[Records about charts and figures]

☆ ☆ ☆

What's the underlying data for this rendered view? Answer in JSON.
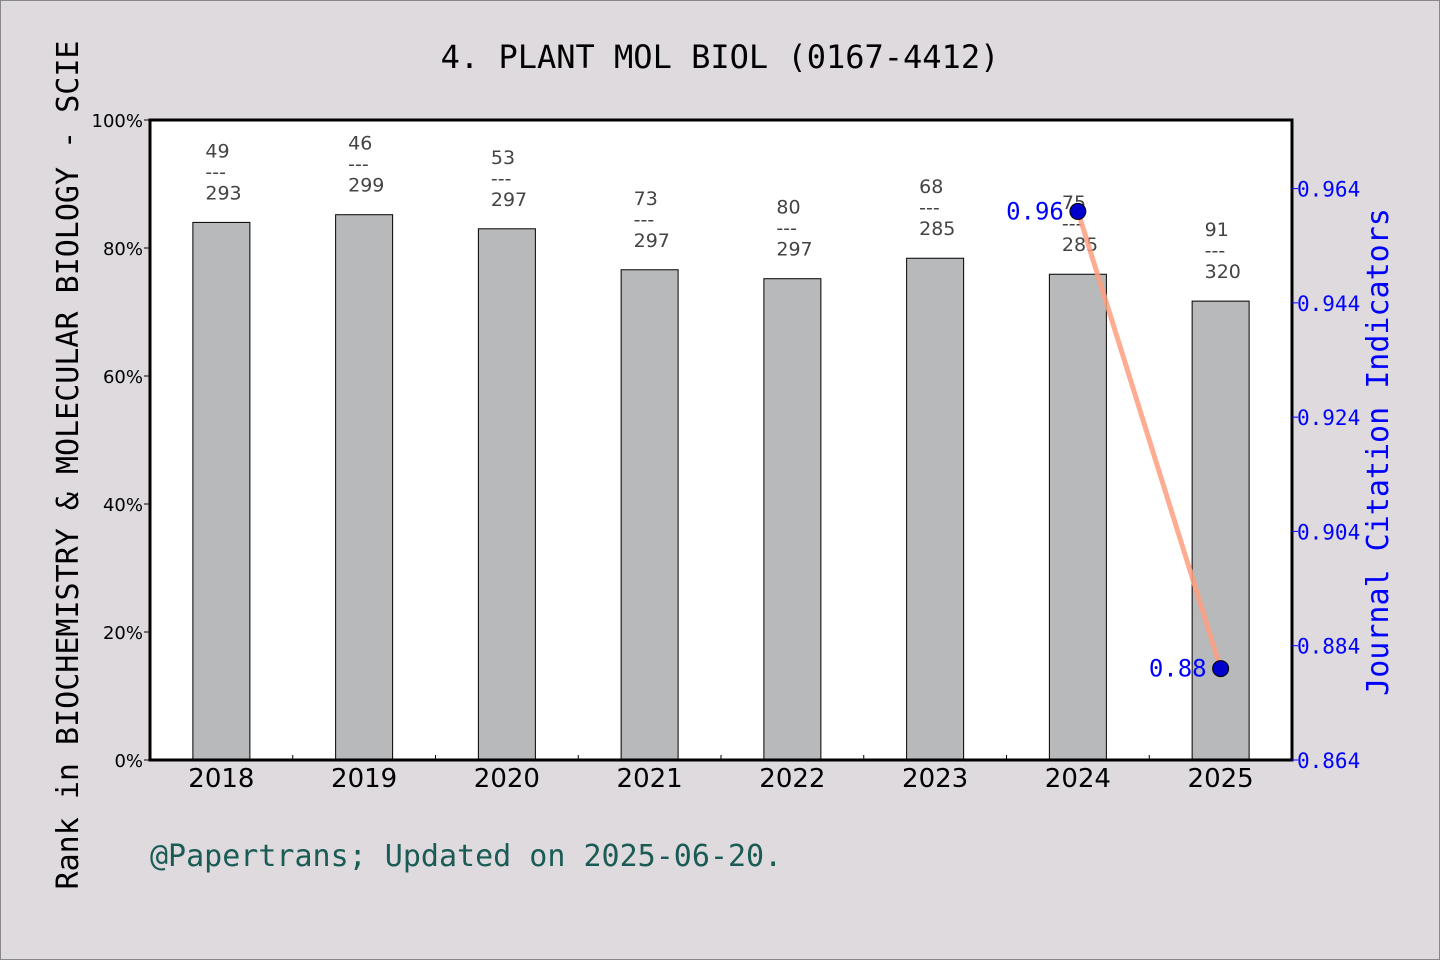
{
  "chart_data": {
    "type": "bar",
    "title": "4. PLANT MOL BIOL (0167-4412)",
    "categories": [
      "2018",
      "2019",
      "2020",
      "2021",
      "2022",
      "2023",
      "2024",
      "2025"
    ],
    "ylabel": "Rank in BIOCHEMISTRY & MOLECULAR BIOLOGY - SCIE",
    "ylim": [
      0,
      100
    ],
    "yticks": [
      "0%",
      "20%",
      "40%",
      "60%",
      "80%",
      "100%"
    ],
    "series": [
      {
        "type": "bar",
        "values": [
          84.0,
          85.2,
          83.0,
          76.6,
          75.2,
          78.4,
          75.9,
          71.7
        ],
        "rank": [
          "49",
          "46",
          "53",
          "73",
          "80",
          "68",
          "75",
          "91"
        ],
        "total": [
          "293",
          "299",
          "297",
          "297",
          "297",
          "285",
          "285",
          "320"
        ],
        "separator": "---",
        "color": "#b8b9ba"
      },
      {
        "type": "line",
        "axis": "right",
        "x": [
          "2024",
          "2025"
        ],
        "values": [
          0.96,
          0.88
        ],
        "labels": [
          "0.96",
          "0.88"
        ],
        "line_color": "#ff9f7f",
        "marker_color": "#0000cc"
      }
    ],
    "y2label": "Journal Citation Indicators",
    "y2lim": [
      0.864,
      0.976
    ],
    "y2ticks": [
      "0.864",
      "0.884",
      "0.904",
      "0.924",
      "0.944",
      "0.964"
    ],
    "y2_color": "#0000ff",
    "grid": false
  },
  "footer": "@Papertrans; Updated on 2025-06-20."
}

☆ ☆ ☆

= TO BE DONE =
Leave out all pictures, then copy the remaining material exactly.

= OUTPUT FOR THIS EXERCISE =
What's the underlying data for this rendered view? Answer in JSON.
{
  "chart_data": {
    "type": "bar",
    "title": "4. PLANT MOL BIOL (0167-4412)",
    "categories": [
      "2018",
      "2019",
      "2020",
      "2021",
      "2022",
      "2023",
      "2024",
      "2025"
    ],
    "ylabel": "Rank in BIOCHEMISTRY & MOLECULAR BIOLOGY - SCIE",
    "ylim": [
      0,
      100
    ],
    "yticks": [
      "0%",
      "20%",
      "40%",
      "60%",
      "80%",
      "100%"
    ],
    "series": [
      {
        "type": "bar",
        "values": [
          84.0,
          85.2,
          83.0,
          76.6,
          75.2,
          78.4,
          75.9,
          71.7
        ],
        "rank": [
          "49",
          "46",
          "53",
          "73",
          "80",
          "68",
          "75",
          "91"
        ],
        "total": [
          "293",
          "299",
          "297",
          "297",
          "297",
          "285",
          "285",
          "320"
        ],
        "separator": "---",
        "color": "#b8b9ba"
      },
      {
        "type": "line",
        "axis": "right",
        "x": [
          "2024",
          "2025"
        ],
        "values": [
          0.96,
          0.88
        ],
        "labels": [
          "0.96",
          "0.88"
        ],
        "line_color": "#ff9f7f",
        "marker_color": "#0000cc"
      }
    ],
    "y2label": "Journal Citation Indicators",
    "y2lim": [
      0.864,
      0.976
    ],
    "y2ticks": [
      "0.864",
      "0.884",
      "0.904",
      "0.924",
      "0.944",
      "0.964"
    ],
    "y2_color": "#0000ff",
    "grid": false
  },
  "footer": "@Papertrans; Updated on 2025-06-20."
}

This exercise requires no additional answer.